◆ **What you should do**: Your task is to give the listing below back word for word, pictures excluded.
** Begin Records for this task **
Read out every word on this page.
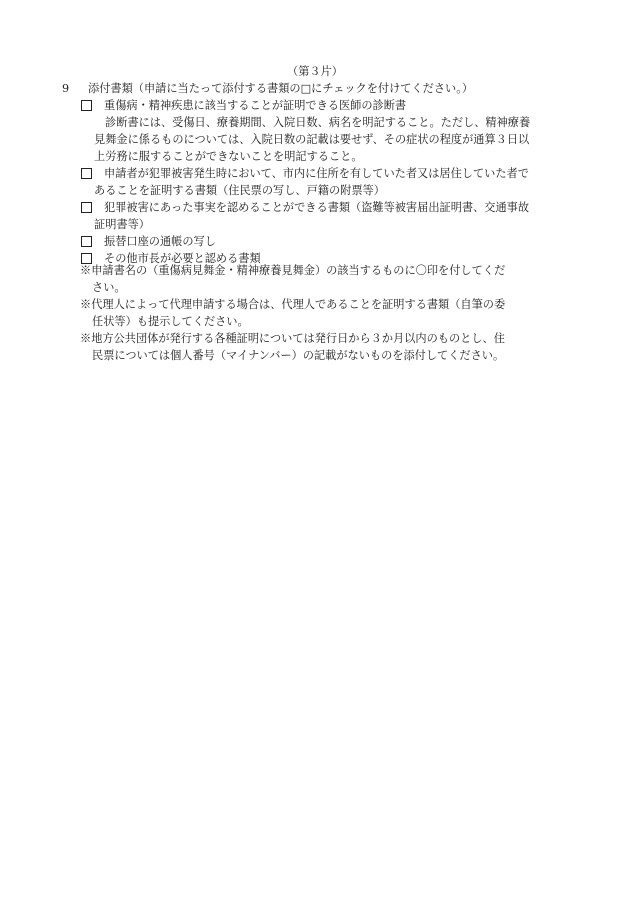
（第３片）
9	添付書類（申請に当たって添付する書類の□にチェックを付けてください。）
重傷病・精神疾患に該当することが証明できる医師の診断書
診断書には、受傷日、療養期間、入院日数、病名を明記すること。ただし、精神療養
見舞金に係るものについては、入院日数の記載は要せず、その症状の程度が通算３日以
上労務に服することができないことを明記すること。
申請者が犯罪被害発生時において、市内に住所を有していた者又は居住していた者で
あることを証明する書類（住民票の写し、戸籍の附票等）
犯罪被害にあった事実を認めることができる書類（盗難等被害届出証明書、交通事故
証明書等）
振替口座の通帳の写し
その他市長が必要と認める書類
※申請書名の（重傷病見舞金・精神療養見舞金）の該当するものに〇印を付してくだ
さい。
※代理人によって代理申請する場合は、代理人であることを証明する書類（自筆の委
任状等）も提示してください。
※地方公共団体が発行する各種証明については発行日から３か月以内のものとし、住
民票については個人番号（マイナンバー）の記載がないものを添付してください。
** End Records for this task **
◆ **Exercise answer**:
Read out every word on this page.
（第３片）
9	添付書類（申請に当たって添付する書類の□にチェックを付けてください。）
重傷病・精神疾患に該当することが証明できる医師の診断書
診断書には、受傷日、療養期間、入院日数、病名を明記すること。ただし、精神療養
見舞金に係るものについては、入院日数の記載は要せず、その症状の程度が通算３日以
上労務に服することができないことを明記すること。
申請者が犯罪被害発生時において、市内に住所を有していた者又は居住していた者で
あることを証明する書類（住民票の写し、戸籍の附票等）
犯罪被害にあった事実を認めることができる書類（盗難等被害届出証明書、交通事故
証明書等）
振替口座の通帳の写し
その他市長が必要と認める書類
※申請書名の（重傷病見舞金・精神療養見舞金）の該当するものに〇印を付してくだ
さい。
※代理人によって代理申請する場合は、代理人であることを証明する書類（自筆の委
任状等）も提示してください。
※地方公共団体が発行する各種証明については発行日から３か月以内のものとし、住
民票については個人番号（マイナンバー）の記載がないものを添付してください。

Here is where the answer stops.